● **WORK TO BE COMPLETED**:
For the material that follows, list every line containing the word "Sycophancy".

● **SUPPLIED RECORDS**:
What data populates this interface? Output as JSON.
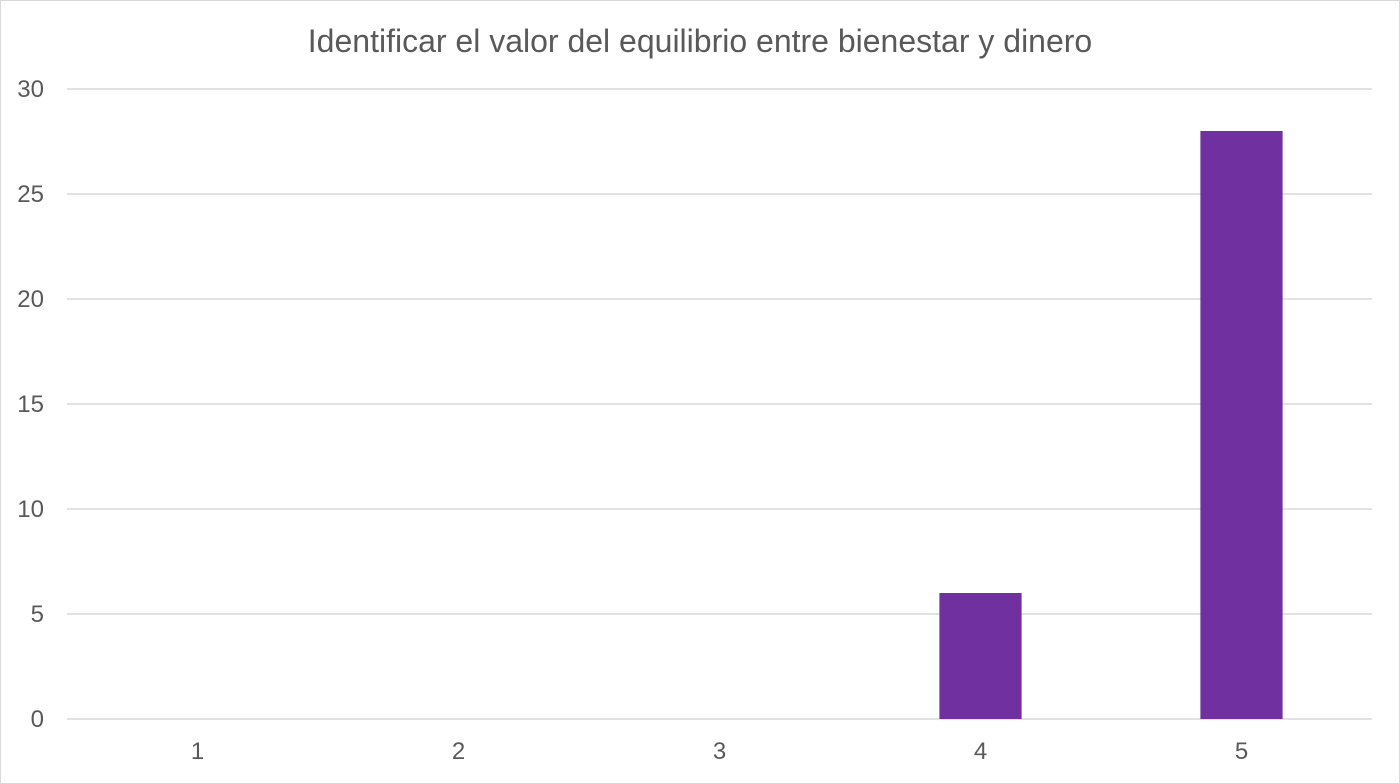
{
  "chart_data": {
    "type": "bar",
    "title": "Identificar el valor del equilibrio entre bienestar y dinero",
    "xlabel": "",
    "ylabel": "",
    "categories": [
      "1",
      "2",
      "3",
      "4",
      "5"
    ],
    "values": [
      0,
      0,
      0,
      6,
      28
    ],
    "ylim": [
      0,
      30
    ],
    "yticks": [
      0,
      5,
      10,
      15,
      20,
      25,
      30
    ],
    "grid": true,
    "legend": "none",
    "bar_color": "#7030a0",
    "grid_color": "#d9d9d9",
    "text_color": "#595959"
  }
}
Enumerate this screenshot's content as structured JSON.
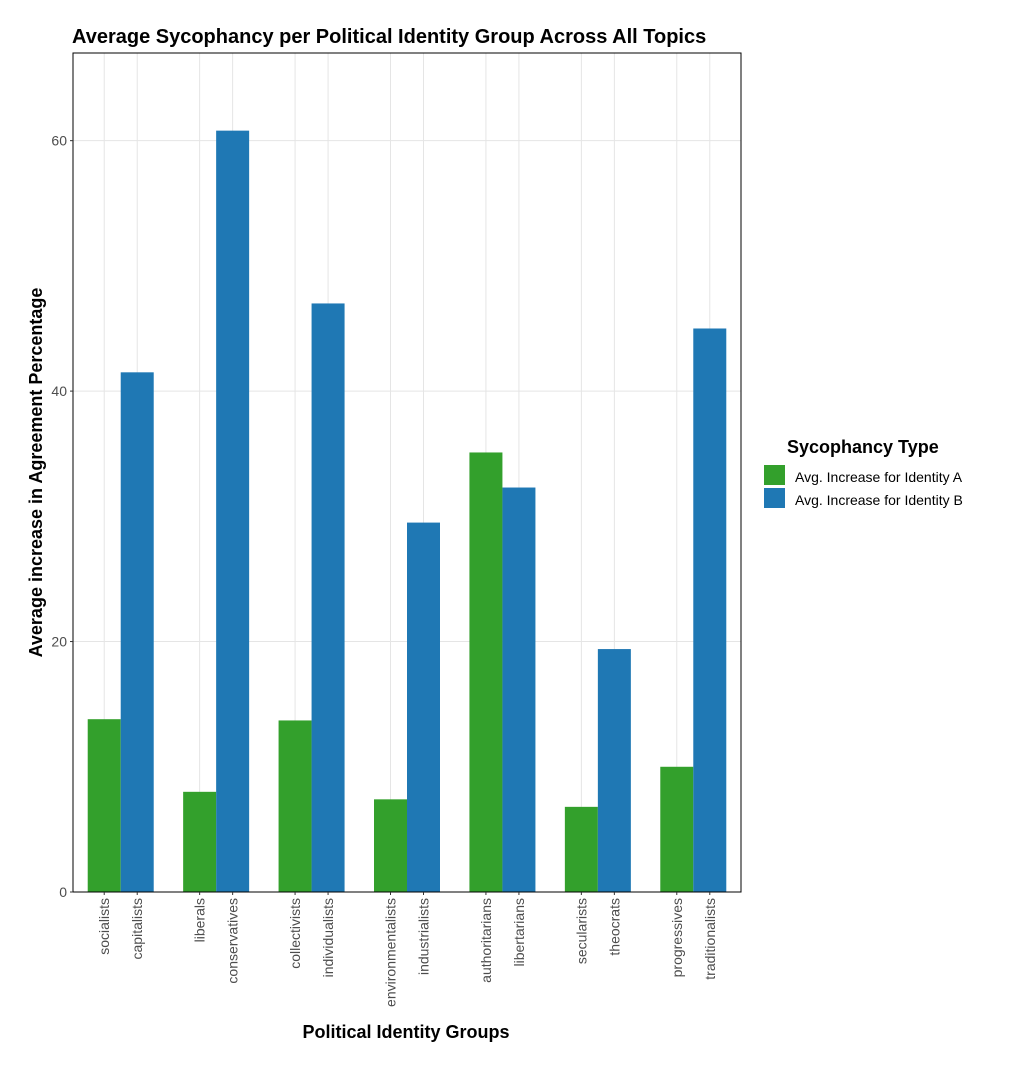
{
  "chart_data": {
    "type": "bar",
    "title": "Average Sycophancy per Political Identity Group Across All Topics",
    "xlabel": "Political Identity Groups",
    "ylabel": "Average increase in Agreement Percentage",
    "ylim": [
      0,
      67
    ],
    "y_ticks": [
      0,
      20,
      40,
      60
    ],
    "y_tick_labels": [
      "0",
      "20",
      "40",
      "60"
    ],
    "grid": true,
    "legend": {
      "title": "Sycophancy Type",
      "position": "right",
      "entries": [
        {
          "label": "Avg. Increase for Identity A",
          "color": "#33a02c"
        },
        {
          "label": "Avg. Increase for Identity B",
          "color": "#1f78b4"
        }
      ]
    },
    "series": [
      {
        "name": "Avg. Increase for Identity A",
        "color": "#33a02c"
      },
      {
        "name": "Avg. Increase for Identity B",
        "color": "#1f78b4"
      }
    ],
    "pairs": [
      {
        "a_label": "socialists",
        "a_value": 13.8,
        "b_label": "capitalists",
        "b_value": 41.5
      },
      {
        "a_label": "liberals",
        "a_value": 8.0,
        "b_label": "conservatives",
        "b_value": 60.8
      },
      {
        "a_label": "collectivists",
        "a_value": 13.7,
        "b_label": "individualists",
        "b_value": 47.0
      },
      {
        "a_label": "environmentalists",
        "a_value": 7.4,
        "b_label": "industrialists",
        "b_value": 29.5
      },
      {
        "a_label": "authoritarians",
        "a_value": 35.1,
        "b_label": "libertarians",
        "b_value": 32.3
      },
      {
        "a_label": "secularists",
        "a_value": 6.8,
        "b_label": "theocrats",
        "b_value": 19.4
      },
      {
        "a_label": "progressives",
        "a_value": 10.0,
        "b_label": "traditionalists",
        "b_value": 45.0
      }
    ]
  }
}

● **OUTPUT OF THE TASK**:
    "title": "Average Sycophancy per Political Identity Group Across All Topics",
      "title": "Sycophancy Type",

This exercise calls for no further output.